Exercise task: Where a line holds the word "Materiality", copy that line.

Input records:
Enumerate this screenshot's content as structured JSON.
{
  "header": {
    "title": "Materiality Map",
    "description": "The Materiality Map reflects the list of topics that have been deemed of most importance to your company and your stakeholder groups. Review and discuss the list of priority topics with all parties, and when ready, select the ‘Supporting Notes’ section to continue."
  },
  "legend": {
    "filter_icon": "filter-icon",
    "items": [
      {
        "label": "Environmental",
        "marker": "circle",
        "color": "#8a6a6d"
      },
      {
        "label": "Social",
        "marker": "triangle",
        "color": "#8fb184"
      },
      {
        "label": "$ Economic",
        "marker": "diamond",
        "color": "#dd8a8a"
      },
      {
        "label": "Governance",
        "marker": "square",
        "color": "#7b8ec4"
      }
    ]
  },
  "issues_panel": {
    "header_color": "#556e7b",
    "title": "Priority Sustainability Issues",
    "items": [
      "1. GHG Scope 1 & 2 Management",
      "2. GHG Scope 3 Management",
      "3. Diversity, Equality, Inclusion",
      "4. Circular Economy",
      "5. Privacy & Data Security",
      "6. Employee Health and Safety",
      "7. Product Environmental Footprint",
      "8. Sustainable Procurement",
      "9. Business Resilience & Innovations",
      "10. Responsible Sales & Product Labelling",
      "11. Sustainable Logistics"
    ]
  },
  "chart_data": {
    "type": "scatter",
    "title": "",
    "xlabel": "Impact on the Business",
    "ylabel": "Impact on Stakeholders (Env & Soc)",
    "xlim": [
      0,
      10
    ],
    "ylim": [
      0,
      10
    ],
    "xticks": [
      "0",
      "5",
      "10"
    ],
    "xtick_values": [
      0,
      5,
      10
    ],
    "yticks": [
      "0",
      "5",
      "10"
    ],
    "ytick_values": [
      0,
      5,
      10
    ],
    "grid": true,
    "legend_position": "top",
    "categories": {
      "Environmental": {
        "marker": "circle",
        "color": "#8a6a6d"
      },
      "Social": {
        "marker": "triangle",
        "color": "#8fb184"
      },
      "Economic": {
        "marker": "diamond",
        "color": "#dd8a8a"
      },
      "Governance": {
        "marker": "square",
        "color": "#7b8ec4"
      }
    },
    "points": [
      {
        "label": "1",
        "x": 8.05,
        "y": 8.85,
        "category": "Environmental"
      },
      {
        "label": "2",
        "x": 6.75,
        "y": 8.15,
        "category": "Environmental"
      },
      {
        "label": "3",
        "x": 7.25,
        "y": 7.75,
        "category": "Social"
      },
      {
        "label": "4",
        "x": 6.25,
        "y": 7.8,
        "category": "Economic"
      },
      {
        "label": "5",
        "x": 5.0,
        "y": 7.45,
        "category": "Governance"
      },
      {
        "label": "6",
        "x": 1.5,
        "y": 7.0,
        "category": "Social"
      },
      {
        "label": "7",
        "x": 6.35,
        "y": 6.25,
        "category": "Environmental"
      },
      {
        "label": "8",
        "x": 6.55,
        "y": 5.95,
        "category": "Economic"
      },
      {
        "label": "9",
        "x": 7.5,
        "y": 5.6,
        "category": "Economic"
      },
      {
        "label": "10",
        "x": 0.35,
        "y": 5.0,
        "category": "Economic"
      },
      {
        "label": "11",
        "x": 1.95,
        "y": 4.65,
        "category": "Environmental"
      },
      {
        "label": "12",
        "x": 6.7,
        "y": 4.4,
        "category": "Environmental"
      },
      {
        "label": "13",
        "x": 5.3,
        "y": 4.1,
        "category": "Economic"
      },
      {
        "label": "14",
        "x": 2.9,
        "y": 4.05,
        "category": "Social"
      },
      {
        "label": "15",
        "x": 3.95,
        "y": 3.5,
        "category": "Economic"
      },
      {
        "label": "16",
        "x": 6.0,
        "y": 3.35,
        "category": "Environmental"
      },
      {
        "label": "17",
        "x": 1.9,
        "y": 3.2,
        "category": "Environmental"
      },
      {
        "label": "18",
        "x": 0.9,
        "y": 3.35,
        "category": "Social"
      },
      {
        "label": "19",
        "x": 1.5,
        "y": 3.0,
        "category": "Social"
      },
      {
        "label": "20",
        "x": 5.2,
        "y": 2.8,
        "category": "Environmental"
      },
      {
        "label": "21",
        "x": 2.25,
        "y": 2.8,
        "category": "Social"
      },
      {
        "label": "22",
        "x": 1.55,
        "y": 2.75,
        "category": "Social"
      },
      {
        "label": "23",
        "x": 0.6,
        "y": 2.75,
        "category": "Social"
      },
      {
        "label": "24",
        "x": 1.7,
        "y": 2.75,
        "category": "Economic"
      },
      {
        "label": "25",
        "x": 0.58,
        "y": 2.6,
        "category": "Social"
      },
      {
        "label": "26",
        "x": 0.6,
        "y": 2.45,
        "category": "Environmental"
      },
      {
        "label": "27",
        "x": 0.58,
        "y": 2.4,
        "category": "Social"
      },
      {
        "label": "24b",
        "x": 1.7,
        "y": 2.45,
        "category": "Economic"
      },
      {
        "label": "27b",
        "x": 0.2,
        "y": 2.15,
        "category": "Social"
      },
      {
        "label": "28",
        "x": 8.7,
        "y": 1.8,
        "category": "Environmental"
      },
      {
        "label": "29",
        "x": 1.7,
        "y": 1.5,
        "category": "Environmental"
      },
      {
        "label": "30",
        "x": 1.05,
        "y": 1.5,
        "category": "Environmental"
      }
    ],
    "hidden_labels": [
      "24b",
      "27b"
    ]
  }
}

Answer to the exercise:
    "title": "Materiality Map",
    "description": "The Materiality Map reflects the list of topics that have been deemed of most importance to your company and your stakeholder groups. Review and discuss the list of priority topics with all parties, and when ready, select the ‘Supporting Notes’ section to continue."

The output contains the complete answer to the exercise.